Extracted text ::

═══

Greatest hits album by Shakira
- Released: 2 November 2002
- Recorded: 1995–2001
- Genre: Latin pop; rock en español;
- Length: 52:38
- Label: Sony Music Colombia
- Producer: Tim Mitchell

Shakira chronology
| Laundry Service (2001) | Grandes Éxitos (2002) | Live & off the Record (2004) |

Shakira video chronology
| MTV Unplugged (2000) | Grandes Éxitos (2002) | Live & off the Record (2004) |

= Grandes Éxitos (Shakira album) =

Grandes Éxitos (Greatest Hits) is the first greatest hits album by Colombian singer-songwriter Shakira. It was released on 2 November 2002, by Sony Music Colombia, one year after her fifth studio album and English-language debut Laundry Service. It is composed of Spanish-language recordings from her third, fourth and fifth studio efforts Pies Descalzos (1995), Dónde Están los Ladrones? (1998) and Laundry Service (2001), along with the live album MTV Unplugged (2000). The album only featured Spanish-language tracks without new recordings. It also did not include songs from her first two studio albums, Magia and Peligro. To promote the album, "Que Me Quedes Tú", "Si Te Vas", and "Ojos Así" released as promotional singles in select countries.

Upon its release, Grandes Éxitos achieved moderate commercial success, it was certified double-platinum (by standards for Latin recordings) for shipments of 200,000 copies by the Recording Industry Association of America (RIAA).

Professional ratings
Review scores
| Source | Rating |
| Allmusic | Star Half star |

==Track listing==

Grandes Éxitos - standard edition
| No. | Title | Writer(s) | Album | Length |
|---|---|---|---|---|
| 1. | "Estoy Aquí" | Shakira; Luis Fernando Ochoa; | Pies Descalzos | 3:53 |
| 2. | "Antología" | Shakira; Ochoa; | Pies Descalzos | 4:11 |
| 3. | "Un Poco de Amor" | Shakira; Ochoa; | Pies Descalzos | 4:00 |
| 4. | "¿Dónde Estás Corazón?" | Shakira; Ochoa; | Pies Descalzos | 3:52 |
| 5. | "Que Me Quedes Tú" | Shakira; Ochoa; | Laundry Service | 4:47 |
| 6. | "Ciega, Sordomuda" | Shakira; Estefano Salgado; | Dónde Están los Ladrones? | 4:28 |
| 7. | "Si Te Vas" | Shakira; Ochoa; | Dónde Están los Ladrones? | 3:30 |
| 8. | "No Creo" (Live) | Shakira; Ochoa; | MTV Unplugged | 4:13 |
| 9. | "Inevitable" | Shakira; Ochoa; | Dónde Están los Ladrones? | 3:13 |
| 10. | "Ojos Así" | Shakira; Pablo Flores; Javier Garza; | Dónde Están los Ladrones? | 3:59 |
| 11. | "Suerte" | Shakira; Gloria Estefan; Tim Mitchell; | Laundry Service | 3:14 |
| 12. | "Te Aviso, Te Anuncio (Tango)" | Shakira | Laundry Service | 3:42 |
| 13. | "Tú" (Live) | Shakira; Dillon O'Brien; | MTV Unplugged | 4:52 |
| 14. | "Dónde Están los Ladrones?" (Live) | Shakira; Ochoa; | MTV Unplugged | 3:29 |
| 15. | "Moscas en la Casa" | Shakira | Dónde Están los Ladrones? | 3:31 |

Grandes Éxitos - 2005 reissue bonus disc (VCD)

═══

Material to process ::
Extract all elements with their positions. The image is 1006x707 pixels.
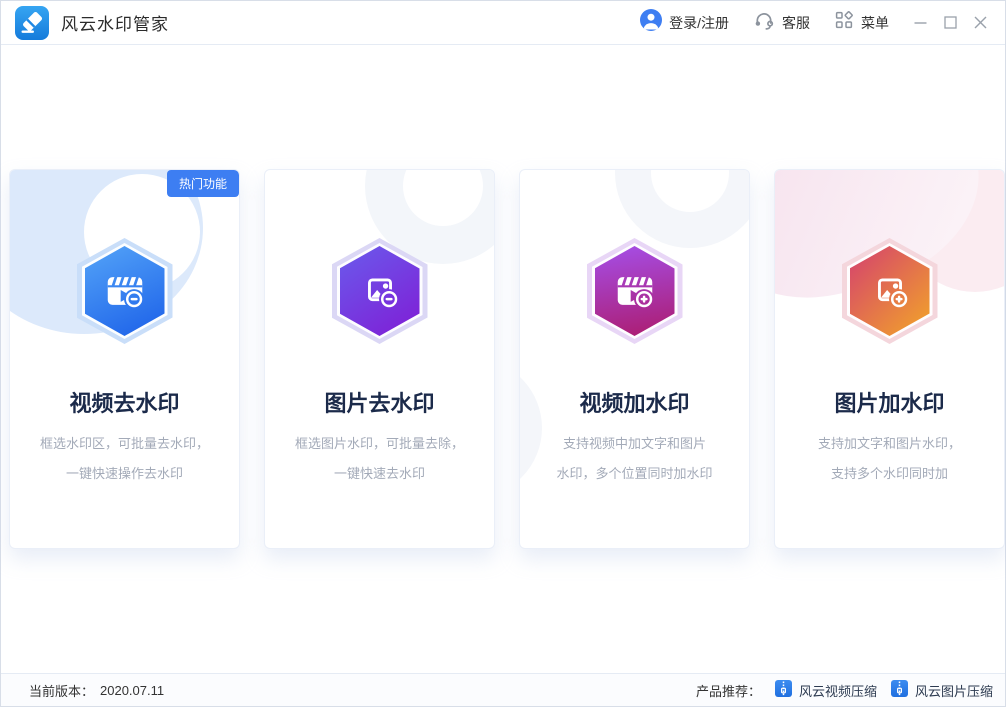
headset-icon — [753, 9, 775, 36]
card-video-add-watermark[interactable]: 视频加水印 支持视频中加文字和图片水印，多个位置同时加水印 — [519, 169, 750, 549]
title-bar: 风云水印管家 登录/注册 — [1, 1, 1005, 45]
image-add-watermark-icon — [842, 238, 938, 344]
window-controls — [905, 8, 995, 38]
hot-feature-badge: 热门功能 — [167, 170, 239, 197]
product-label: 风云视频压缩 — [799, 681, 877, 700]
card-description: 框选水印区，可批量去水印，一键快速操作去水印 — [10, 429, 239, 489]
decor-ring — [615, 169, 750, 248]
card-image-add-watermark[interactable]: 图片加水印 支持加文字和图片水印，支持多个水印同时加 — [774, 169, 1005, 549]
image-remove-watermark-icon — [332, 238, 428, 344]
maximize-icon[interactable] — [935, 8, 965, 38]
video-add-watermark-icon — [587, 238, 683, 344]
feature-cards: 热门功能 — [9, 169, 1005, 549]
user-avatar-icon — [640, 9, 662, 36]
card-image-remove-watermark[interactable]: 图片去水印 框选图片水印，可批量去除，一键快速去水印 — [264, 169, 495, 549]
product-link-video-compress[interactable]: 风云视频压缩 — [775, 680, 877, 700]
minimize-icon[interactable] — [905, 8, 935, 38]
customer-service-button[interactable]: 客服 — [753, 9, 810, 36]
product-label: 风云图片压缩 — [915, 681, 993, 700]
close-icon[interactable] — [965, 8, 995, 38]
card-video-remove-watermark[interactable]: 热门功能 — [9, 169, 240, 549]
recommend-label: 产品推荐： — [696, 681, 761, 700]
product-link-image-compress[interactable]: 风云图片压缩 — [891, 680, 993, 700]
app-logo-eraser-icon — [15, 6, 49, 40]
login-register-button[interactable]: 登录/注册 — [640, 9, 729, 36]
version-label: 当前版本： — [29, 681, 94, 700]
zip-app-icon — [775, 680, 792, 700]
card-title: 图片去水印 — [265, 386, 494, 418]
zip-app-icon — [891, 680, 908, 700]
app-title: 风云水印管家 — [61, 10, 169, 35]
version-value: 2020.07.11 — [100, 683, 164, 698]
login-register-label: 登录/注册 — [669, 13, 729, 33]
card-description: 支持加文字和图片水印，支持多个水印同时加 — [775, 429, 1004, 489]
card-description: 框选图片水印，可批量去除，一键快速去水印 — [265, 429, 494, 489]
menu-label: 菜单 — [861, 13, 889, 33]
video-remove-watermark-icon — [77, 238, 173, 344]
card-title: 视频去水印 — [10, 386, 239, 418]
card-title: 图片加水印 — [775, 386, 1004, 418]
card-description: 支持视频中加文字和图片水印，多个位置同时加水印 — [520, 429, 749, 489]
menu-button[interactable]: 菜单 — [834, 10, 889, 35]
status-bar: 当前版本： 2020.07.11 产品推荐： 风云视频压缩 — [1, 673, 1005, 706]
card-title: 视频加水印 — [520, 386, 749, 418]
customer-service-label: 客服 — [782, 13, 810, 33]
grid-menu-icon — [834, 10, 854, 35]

═══

Goal 1 :: From the records, reproduce verbatim the lines from the one containing "headset-icon — [753, 9, 775, 36]" through the one containing "video-remove-watermark-icon — [77, 238, 173, 344]", with both of those lines included.
Goal 2 :: Write the next portion of the text on Shakira's album Grandes Éxitos, beginning directly after its final line.

Task output 1 ::
headset-icon — [753, 9, 775, 36]
card-video-add-watermark[interactable]: 视频加水印 支持视频中加文字和图片水印，多个位置同时加水印 — [519, 169, 750, 549]
title-bar: 风云水印管家 登录/注册 — [1, 1, 1005, 45]
image-add-watermark-icon — [842, 238, 938, 344]
window-controls — [905, 8, 995, 38]
hot-feature-badge: 热门功能 — [167, 170, 239, 197]
product-label: 风云视频压缩 — [799, 681, 877, 700]
card-description: 框选水印区，可批量去水印，一键快速操作去水印 — [10, 429, 239, 489]
decor-ring — [615, 169, 750, 248]
card-image-add-watermark[interactable]: 图片加水印 支持加文字和图片水印，支持多个水印同时加 — [774, 169, 1005, 549]
image-remove-watermark-icon — [332, 238, 428, 344]
maximize-icon[interactable] — [935, 8, 965, 38]
video-add-watermark-icon — [587, 238, 683, 344]
feature-cards: 热门功能 — [9, 169, 1005, 549]
user-avatar-icon — [640, 9, 662, 36]
card-image-remove-watermark[interactable]: 图片去水印 框选图片水印，可批量去除，一键快速去水印 — [264, 169, 495, 549]
product-link-video-compress[interactable]: 风云视频压缩 — [775, 680, 877, 700]
minimize-icon[interactable] — [905, 8, 935, 38]
customer-service-button[interactable]: 客服 — [753, 9, 810, 36]
product-label: 风云图片压缩 — [915, 681, 993, 700]
close-icon[interactable] — [965, 8, 995, 38]
card-video-remove-watermark[interactable]: 热门功能 — [9, 169, 240, 549]
recommend-label: 产品推荐： — [696, 681, 761, 700]
product-link-image-compress[interactable]: 风云图片压缩 — [891, 680, 993, 700]
app-logo-eraser-icon — [15, 6, 49, 40]
login-register-button[interactable]: 登录/注册 — [640, 9, 729, 36]
version-label: 当前版本： — [29, 681, 94, 700]
zip-app-icon — [775, 680, 792, 700]
card-title: 图片去水印 — [265, 386, 494, 418]
zip-app-icon — [891, 680, 908, 700]
app-title: 风云水印管家 — [61, 10, 169, 35]
version-value: 2020.07.11 — [100, 683, 164, 698]
login-register-label: 登录/注册 — [669, 13, 729, 33]
card-description: 支持加文字和图片水印，支持多个水印同时加 — [775, 429, 1004, 489]
card-description: 框选图片水印，可批量去除，一键快速去水印 — [265, 429, 494, 489]
menu-label: 菜单 — [861, 13, 889, 33]
video-remove-watermark-icon — [77, 238, 173, 344]

Task output 2 ::
| No. | Title | Length |
|---|---|---|
| 1. | "Shakira: Servicio de Lavandería (Entrevista Especial)" | 24:18 |

==Personnel==
- Shakira - Producer, vocals, guitar
- Emilio Estefan Jr. - Executive producer
- Tim Mitchell — Compilation producer
- Luis Fernando Ochoa — Producer, songwriter
- Lester Mendez — Producer
- Pablo Florez — Producer, songwriter
- Javier Garza — Producer
- Ted Jensen — Mastering
- Leila Cobo — Liner notes
- Omar Cruz — Photography
- Ignacio Gurruchaga — Photography
- Ian Cuttler — Package design

==Charts==

| Chart | Peak position |
|---|---|
| Argentine Albums (CAPIF) | 8 |
| Finnish Album Chart | 18 |
| Portuguese Album Chart | 14 |
| Spanish Album Chart | 36 |
| Swedish Album Chart | 22 |
| Swiss Album Chart | 49 |
| U.S. Billboard 200 | 80 |
| U.S. Billboard Latin Pop | 1 |
| U.S. Billboard Top Latin Albums | 1 |

| Chart (2020) | Peak position |
|---|---|
| US Latin Pop Albums | 15 |

===Year-end charts===

| Chart (2003) | Position |
|---|---|
| US Top Latin Albums (Billboard) | 3 |
| US Latin Pop Albums (Billboard) | 3 |

==Certifications and sales==

| Region | Certification | Certified units/sales |
| Argentina (CAPIF) | Platinum | 40,000^{^} |
| Chile | 11× Platinum |  |
| Colombia Physical sales | Diamond+Platinum |  |
| Colombia Digital sales | Gold |  |
| Mexico (AMPROFON) | Platinum+Gold | 225,000^{^} |
| Portugal (AFP) | Silver | 10,000^{^} |
| Spain (Promusicae) | Platinum | 100,000^{^} |
| United States (RIAA) | 2× Platinum (Latin) | 200,000^{^} |
^{^} Shipments figures based on certification alone.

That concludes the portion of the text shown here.